### [INSTRUCTION]
The records that follow are to be repeated exactly, with the pictures removed.

### [DATA FOR THIS TASK]
*-*-*

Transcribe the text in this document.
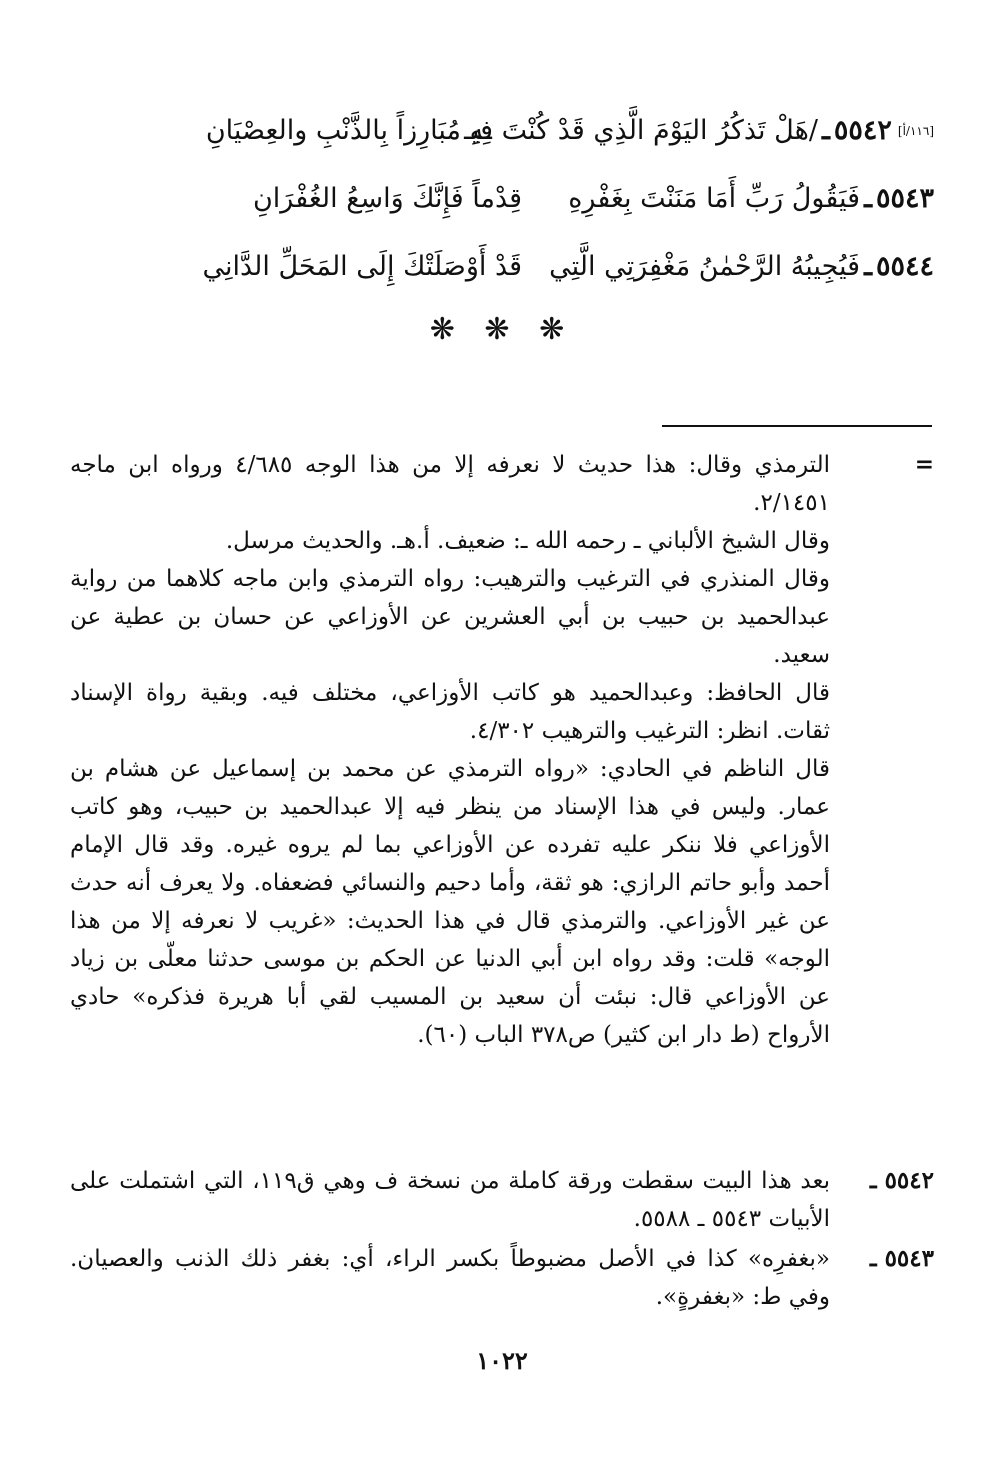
[١١٦/أ]
٥٥٤٢
ـ
/هَلْ تَذكُرُ اليَوْمَ الَّذِي قَدْ كُنْتَ فِيـ
ـهِ مُبَارِزاً بِالذَّنْبِ والعِصْيَانِ
٥٥٤٣
ـ
فَيَقُولُ رَبِّ أَمَا مَنَنْتَ بِغَفْرِهِ
قِدْماً فَإِنَّكَ وَاسِعُ الغُفْرَانِ
٥٥٤٤
ـ
فَيُجِيبُهُ الرَّحْمٰنُ مَغْفِرَتِي الَّتِي
قَدْ أَوْصَلَتْكَ إِلَى المَحَلِّ الدَّانِي
❋ ❋ ❋
=

الترمذي وقال: هذا حديث لا نعرفه إلا من هذا الوجه ٤/٦٨٥ ورواه ابن ماجه ٢/١٤٥١.

وقال الشيخ الألباني ـ رحمه الله ـ: ضعيف. أ.هـ. والحديث مرسل.

وقال المنذري في الترغيب والترهيب: رواه الترمذي وابن ماجه كلاهما من رواية عبدالحميد بن حبيب بن أبي العشرين عن الأوزاعي عن حسان بن عطية عن سعيد.

قال الحافظ: وعبدالحميد هو كاتب الأوزاعي، مختلف فيه. وبقية رواة الإسناد ثقات. انظر: الترغيب والترهيب ٤/٣٠٢.

قال الناظم في الحادي: «رواه الترمذي عن محمد بن إسماعيل عن هشام بن عمار. وليس في هذا الإسناد من ينظر فيه إلا عبدالحميد بن حبيب، وهو كاتب الأوزاعي فلا ننكر عليه تفرده عن الأوزاعي بما لم يروه غيره. وقد قال الإمام أحمد وأبو حاتم الرازي: هو ثقة، وأما دحيم والنسائي فضعفاه. ولا يعرف أنه حدث عن غير الأوزاعي. والترمذي قال في هذا الحديث: «غريب لا نعرفه إلا من هذا الوجه» قلت: وقد رواه ابن أبي الدنيا عن الحكم بن موسى حدثنا معلّى بن زياد عن الأوزاعي قال: نبئت أن سعيد بن المسيب لقي أبا هريرة فذكره» حادي الأرواح (ط دار ابن كثير) ص٣٧٨ الباب (٦٠).

٥٥٤٢ ـ

بعد هذا البيت سقطت ورقة كاملة من نسخة ف وهي ق١١٩، التي اشتملت على الأبيات ٥٥٤٣ ـ ٥٥٨٨.

٥٥٤٣ ـ

«بغفرِه» كذا في الأصل مضبوطاً بكسر الراء، أي: بغفر ذلك الذنب والعصيان. وفي ط: «بغفرةٍ».

١٠٢٢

*-*-*

### [ANSWER FOR THIS EXERCISE]
Transcribe the text in this document.
[١١٦/أ]
٥٥٤٢
ـ
/هَلْ تَذكُرُ اليَوْمَ الَّذِي قَدْ كُنْتَ فِيـ
ـهِ مُبَارِزاً بِالذَّنْبِ والعِصْيَانِ
٥٥٤٣
ـ
فَيَقُولُ رَبِّ أَمَا مَنَنْتَ بِغَفْرِهِ
قِدْماً فَإِنَّكَ وَاسِعُ الغُفْرَانِ
٥٥٤٤
ـ
فَيُجِيبُهُ الرَّحْمٰنُ مَغْفِرَتِي الَّتِي
قَدْ أَوْصَلَتْكَ إِلَى المَحَلِّ الدَّانِي
❋ ❋ ❋
=

الترمذي وقال: هذا حديث لا نعرفه إلا من هذا الوجه ٤/٦٨٥ ورواه ابن ماجه ٢/١٤٥١.

وقال الشيخ الألباني ـ رحمه الله ـ: ضعيف. أ.هـ. والحديث مرسل.

وقال المنذري في الترغيب والترهيب: رواه الترمذي وابن ماجه كلاهما من رواية عبدالحميد بن حبيب بن أبي العشرين عن الأوزاعي عن حسان بن عطية عن سعيد.

قال الحافظ: وعبدالحميد هو كاتب الأوزاعي، مختلف فيه. وبقية رواة الإسناد ثقات. انظر: الترغيب والترهيب ٤/٣٠٢.

قال الناظم في الحادي: «رواه الترمذي عن محمد بن إسماعيل عن هشام بن عمار. وليس في هذا الإسناد من ينظر فيه إلا عبدالحميد بن حبيب، وهو كاتب الأوزاعي فلا ننكر عليه تفرده عن الأوزاعي بما لم يروه غيره. وقد قال الإمام أحمد وأبو حاتم الرازي: هو ثقة، وأما دحيم والنسائي فضعفاه. ولا يعرف أنه حدث عن غير الأوزاعي. والترمذي قال في هذا الحديث: «غريب لا نعرفه إلا من هذا الوجه» قلت: وقد رواه ابن أبي الدنيا عن الحكم بن موسى حدثنا معلّى بن زياد عن الأوزاعي قال: نبئت أن سعيد بن المسيب لقي أبا هريرة فذكره» حادي الأرواح (ط دار ابن كثير) ص٣٧٨ الباب (٦٠).

٥٥٤٢ ـ

بعد هذا البيت سقطت ورقة كاملة من نسخة ف وهي ق١١٩، التي اشتملت على الأبيات ٥٥٤٣ ـ ٥٥٨٨.

٥٥٤٣ ـ

«بغفرِه» كذا في الأصل مضبوطاً بكسر الراء، أي: بغفر ذلك الذنب والعصيان. وفي ط: «بغفرةٍ».

١٠٢٢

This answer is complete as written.